MATERIAL FOR THE TASK
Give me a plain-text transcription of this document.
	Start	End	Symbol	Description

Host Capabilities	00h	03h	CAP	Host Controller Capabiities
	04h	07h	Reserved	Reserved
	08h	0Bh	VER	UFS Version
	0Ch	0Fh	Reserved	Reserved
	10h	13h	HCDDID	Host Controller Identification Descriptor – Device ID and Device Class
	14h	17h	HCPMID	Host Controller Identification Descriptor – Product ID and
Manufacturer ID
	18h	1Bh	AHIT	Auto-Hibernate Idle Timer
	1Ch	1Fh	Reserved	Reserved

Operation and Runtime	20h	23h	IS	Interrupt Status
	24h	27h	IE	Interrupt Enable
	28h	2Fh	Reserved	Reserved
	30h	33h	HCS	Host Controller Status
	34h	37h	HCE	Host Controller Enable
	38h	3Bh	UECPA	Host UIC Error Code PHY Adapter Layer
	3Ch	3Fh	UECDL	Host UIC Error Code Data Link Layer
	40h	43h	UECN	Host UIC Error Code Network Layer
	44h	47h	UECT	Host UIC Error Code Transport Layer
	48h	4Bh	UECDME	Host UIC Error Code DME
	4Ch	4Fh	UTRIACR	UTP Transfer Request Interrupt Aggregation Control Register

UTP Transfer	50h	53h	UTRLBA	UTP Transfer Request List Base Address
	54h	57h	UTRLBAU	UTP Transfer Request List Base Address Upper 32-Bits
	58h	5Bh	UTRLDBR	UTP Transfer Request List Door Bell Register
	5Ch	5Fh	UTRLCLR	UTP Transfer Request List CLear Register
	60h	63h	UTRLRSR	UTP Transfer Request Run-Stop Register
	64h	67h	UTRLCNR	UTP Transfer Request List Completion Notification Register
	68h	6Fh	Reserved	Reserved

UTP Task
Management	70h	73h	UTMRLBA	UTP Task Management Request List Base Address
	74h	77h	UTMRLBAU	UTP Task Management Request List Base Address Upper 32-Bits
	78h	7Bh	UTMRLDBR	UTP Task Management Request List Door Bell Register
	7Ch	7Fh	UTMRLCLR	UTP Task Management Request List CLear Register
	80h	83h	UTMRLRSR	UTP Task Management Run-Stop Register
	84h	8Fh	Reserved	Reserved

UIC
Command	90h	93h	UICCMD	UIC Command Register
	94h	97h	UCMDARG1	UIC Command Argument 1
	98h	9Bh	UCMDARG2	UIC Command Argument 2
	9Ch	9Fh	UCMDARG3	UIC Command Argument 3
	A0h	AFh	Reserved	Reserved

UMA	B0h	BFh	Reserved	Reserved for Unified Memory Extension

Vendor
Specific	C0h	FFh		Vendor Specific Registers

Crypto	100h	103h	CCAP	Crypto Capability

WORK TO DO
Pick out each line that holds the string "Address".

SOLUTION FOR THIS TASK
UTP Transfer	50h	53h	UTRLBA	UTP Transfer Request List Base Address
	54h	57h	UTRLBAU	UTP Transfer Request List Base Address Upper 32-Bits
Management	70h	73h	UTMRLBA	UTP Task Management Request List Base Address
	74h	77h	UTMRLBAU	UTP Task Management Request List Base Address Upper 32-Bits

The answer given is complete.